Listed records =
— begin —

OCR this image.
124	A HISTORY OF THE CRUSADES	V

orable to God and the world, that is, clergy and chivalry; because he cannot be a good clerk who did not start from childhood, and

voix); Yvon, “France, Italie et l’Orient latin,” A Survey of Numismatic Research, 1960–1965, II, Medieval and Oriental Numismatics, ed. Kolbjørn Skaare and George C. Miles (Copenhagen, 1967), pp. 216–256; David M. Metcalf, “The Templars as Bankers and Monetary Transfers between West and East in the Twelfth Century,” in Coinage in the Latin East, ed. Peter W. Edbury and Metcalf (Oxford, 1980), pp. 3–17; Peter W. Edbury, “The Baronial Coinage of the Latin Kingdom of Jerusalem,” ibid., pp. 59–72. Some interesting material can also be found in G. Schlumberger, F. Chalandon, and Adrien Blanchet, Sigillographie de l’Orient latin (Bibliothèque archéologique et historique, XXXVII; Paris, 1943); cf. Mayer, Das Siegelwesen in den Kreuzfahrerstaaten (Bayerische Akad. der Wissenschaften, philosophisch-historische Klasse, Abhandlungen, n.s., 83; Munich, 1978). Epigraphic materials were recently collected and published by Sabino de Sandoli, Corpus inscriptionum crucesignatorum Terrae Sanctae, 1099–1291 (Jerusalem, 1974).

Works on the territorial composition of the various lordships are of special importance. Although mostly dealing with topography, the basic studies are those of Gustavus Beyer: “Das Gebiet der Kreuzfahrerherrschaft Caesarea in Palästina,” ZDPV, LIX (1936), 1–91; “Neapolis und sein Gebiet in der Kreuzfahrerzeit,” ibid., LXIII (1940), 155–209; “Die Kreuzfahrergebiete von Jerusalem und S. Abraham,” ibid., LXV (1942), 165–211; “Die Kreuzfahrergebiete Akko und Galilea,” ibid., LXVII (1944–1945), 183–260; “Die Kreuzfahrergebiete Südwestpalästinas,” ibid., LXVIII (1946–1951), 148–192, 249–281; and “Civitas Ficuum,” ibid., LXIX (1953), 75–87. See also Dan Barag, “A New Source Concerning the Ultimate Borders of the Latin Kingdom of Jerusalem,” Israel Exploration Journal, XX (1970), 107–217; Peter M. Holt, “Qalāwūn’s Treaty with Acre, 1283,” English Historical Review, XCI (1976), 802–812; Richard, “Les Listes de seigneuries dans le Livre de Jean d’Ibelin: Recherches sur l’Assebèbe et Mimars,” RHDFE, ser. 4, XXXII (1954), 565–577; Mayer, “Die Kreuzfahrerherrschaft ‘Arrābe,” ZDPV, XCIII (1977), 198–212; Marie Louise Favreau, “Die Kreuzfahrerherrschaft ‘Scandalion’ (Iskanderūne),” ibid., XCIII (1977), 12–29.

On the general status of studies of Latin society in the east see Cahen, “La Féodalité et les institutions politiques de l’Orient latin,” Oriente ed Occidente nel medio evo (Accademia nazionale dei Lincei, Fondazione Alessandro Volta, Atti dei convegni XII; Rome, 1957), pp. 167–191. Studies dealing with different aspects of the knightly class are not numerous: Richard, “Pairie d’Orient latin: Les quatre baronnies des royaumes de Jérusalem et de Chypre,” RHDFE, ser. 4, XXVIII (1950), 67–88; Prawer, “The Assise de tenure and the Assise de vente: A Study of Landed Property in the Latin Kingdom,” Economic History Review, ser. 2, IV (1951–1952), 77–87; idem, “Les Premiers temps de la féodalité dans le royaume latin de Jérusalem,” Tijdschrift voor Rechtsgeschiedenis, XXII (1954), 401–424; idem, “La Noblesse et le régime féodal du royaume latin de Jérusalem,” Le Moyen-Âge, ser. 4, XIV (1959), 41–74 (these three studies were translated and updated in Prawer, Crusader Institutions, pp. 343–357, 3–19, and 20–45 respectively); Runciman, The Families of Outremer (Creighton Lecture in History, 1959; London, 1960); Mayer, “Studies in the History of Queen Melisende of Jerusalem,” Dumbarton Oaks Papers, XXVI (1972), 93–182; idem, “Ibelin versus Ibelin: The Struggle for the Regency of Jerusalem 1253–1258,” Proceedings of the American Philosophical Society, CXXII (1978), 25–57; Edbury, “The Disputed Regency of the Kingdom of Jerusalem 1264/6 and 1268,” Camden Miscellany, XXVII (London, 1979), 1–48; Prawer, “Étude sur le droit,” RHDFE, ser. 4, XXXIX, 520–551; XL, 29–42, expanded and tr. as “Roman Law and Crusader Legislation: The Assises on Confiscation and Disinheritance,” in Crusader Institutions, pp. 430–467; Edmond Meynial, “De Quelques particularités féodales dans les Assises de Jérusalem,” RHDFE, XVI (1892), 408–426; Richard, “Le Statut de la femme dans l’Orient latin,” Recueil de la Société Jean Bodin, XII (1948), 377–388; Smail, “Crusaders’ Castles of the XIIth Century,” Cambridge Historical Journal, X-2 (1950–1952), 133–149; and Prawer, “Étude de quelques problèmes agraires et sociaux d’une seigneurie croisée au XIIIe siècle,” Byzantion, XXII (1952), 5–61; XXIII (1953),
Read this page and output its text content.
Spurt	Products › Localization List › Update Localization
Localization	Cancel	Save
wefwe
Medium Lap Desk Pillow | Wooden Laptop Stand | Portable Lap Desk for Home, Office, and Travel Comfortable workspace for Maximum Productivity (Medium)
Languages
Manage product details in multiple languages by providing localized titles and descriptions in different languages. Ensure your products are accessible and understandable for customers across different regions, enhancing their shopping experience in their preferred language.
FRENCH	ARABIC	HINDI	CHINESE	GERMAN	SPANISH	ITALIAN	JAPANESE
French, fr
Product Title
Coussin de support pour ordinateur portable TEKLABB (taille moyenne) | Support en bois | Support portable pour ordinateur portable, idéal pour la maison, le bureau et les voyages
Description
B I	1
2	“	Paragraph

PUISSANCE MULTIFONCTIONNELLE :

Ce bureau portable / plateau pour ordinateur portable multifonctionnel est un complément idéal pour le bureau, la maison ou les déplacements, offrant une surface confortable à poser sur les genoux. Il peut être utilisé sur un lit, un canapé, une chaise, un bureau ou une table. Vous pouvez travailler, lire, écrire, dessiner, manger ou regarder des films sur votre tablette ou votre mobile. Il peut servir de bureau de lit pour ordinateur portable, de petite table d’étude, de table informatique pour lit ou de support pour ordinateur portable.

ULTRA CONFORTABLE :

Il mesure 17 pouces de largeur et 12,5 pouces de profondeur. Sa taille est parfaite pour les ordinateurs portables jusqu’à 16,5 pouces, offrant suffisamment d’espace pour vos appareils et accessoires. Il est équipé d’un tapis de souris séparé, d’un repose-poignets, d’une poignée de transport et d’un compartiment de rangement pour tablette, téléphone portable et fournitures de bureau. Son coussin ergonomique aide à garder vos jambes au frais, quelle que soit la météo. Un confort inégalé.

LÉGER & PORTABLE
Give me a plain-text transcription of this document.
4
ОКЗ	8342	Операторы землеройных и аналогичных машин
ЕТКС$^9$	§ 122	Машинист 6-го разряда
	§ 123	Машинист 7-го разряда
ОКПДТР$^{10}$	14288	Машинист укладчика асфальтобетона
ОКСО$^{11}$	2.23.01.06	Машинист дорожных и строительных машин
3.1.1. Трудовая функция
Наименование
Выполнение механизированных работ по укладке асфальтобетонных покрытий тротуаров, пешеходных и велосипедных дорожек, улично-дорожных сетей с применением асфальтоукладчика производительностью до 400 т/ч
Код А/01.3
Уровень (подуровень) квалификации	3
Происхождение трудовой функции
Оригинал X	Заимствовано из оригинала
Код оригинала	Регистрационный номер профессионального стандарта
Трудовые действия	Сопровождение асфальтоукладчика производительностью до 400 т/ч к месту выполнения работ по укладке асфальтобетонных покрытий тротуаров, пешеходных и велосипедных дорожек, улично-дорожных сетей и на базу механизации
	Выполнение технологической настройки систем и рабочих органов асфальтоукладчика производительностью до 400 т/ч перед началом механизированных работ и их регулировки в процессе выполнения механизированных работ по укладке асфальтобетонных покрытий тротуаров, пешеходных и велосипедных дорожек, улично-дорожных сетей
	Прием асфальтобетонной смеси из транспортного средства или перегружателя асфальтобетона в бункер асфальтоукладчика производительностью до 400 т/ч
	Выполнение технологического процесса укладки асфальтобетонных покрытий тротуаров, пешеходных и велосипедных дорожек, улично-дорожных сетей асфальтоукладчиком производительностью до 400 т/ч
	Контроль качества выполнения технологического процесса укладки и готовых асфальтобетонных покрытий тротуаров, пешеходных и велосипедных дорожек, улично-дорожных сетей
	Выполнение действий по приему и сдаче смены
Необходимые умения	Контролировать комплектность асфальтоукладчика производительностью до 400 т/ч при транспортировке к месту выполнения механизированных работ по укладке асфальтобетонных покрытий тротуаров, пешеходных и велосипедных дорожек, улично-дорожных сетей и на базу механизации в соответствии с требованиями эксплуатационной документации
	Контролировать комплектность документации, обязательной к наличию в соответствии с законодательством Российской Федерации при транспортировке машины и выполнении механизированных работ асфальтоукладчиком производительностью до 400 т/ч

— end —

What the exercise asks = Pull every line containing "технологического" out of the records.

Finished exercise =
	Выполнение технологического процесса укладки асфальтобетонных покрытий тротуаров, пешеходных и велосипедных дорожек, улично-дорожных сетей асфальтоукладчиком производительностью до 400 т/ч
	Контроль качества выполнения технологического процесса укладки и готовых асфальтобетонных покрытий тротуаров, пешеходных и велосипедных дорожек, улично-дорожных сетей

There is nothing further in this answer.